— begin AVAILABLE DATA —

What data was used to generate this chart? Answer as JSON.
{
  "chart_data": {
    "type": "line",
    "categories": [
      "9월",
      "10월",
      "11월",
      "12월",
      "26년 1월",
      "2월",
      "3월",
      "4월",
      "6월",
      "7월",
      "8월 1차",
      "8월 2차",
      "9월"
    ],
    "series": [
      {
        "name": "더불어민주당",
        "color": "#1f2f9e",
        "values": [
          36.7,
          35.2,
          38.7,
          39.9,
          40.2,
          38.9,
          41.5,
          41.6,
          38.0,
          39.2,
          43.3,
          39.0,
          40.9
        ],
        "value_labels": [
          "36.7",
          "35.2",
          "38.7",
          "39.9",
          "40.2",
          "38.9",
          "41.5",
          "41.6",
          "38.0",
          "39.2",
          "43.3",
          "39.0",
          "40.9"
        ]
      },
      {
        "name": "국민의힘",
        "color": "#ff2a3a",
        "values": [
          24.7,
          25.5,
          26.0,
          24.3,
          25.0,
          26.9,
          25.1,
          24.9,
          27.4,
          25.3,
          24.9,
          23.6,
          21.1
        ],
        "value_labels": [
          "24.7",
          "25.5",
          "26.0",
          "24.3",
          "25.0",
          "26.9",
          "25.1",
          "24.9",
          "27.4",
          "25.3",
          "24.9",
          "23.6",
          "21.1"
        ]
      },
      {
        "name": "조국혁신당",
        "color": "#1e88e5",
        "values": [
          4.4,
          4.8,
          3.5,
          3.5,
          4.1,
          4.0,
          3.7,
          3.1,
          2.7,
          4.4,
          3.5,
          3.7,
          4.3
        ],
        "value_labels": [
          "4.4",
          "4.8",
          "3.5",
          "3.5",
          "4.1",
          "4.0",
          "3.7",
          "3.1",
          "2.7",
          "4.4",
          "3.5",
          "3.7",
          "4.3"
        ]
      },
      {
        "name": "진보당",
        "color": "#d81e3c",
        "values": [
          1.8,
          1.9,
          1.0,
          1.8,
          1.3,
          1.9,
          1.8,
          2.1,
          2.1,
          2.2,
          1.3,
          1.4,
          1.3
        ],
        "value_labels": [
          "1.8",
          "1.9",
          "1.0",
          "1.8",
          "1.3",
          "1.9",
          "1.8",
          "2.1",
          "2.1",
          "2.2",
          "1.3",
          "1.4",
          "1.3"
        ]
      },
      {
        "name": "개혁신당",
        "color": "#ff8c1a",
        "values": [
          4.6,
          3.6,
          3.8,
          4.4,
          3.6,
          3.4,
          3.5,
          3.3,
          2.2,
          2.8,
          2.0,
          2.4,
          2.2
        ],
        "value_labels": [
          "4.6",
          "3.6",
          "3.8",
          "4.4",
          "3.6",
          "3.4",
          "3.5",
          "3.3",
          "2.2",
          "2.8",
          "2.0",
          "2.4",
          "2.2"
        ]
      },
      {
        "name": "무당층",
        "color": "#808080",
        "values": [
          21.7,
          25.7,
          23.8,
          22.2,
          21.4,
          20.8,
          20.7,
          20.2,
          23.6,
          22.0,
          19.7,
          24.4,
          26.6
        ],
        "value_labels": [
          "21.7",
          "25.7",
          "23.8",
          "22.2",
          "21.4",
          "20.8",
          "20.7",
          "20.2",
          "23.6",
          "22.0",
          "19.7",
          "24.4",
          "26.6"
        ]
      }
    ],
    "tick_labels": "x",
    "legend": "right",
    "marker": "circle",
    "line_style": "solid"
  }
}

— end AVAILABLE DATA —

▶ **WHAT IS NEEDED**: Show all lines from the data above in which the word "name" appears.

▶ **OUTPUT BELOW**:
        "name": "더불어민주당",
        "name": "국민의힘",
        "name": "조국혁신당",
        "name": "진보당",
        "name": "개혁신당",
        "name": "무당층",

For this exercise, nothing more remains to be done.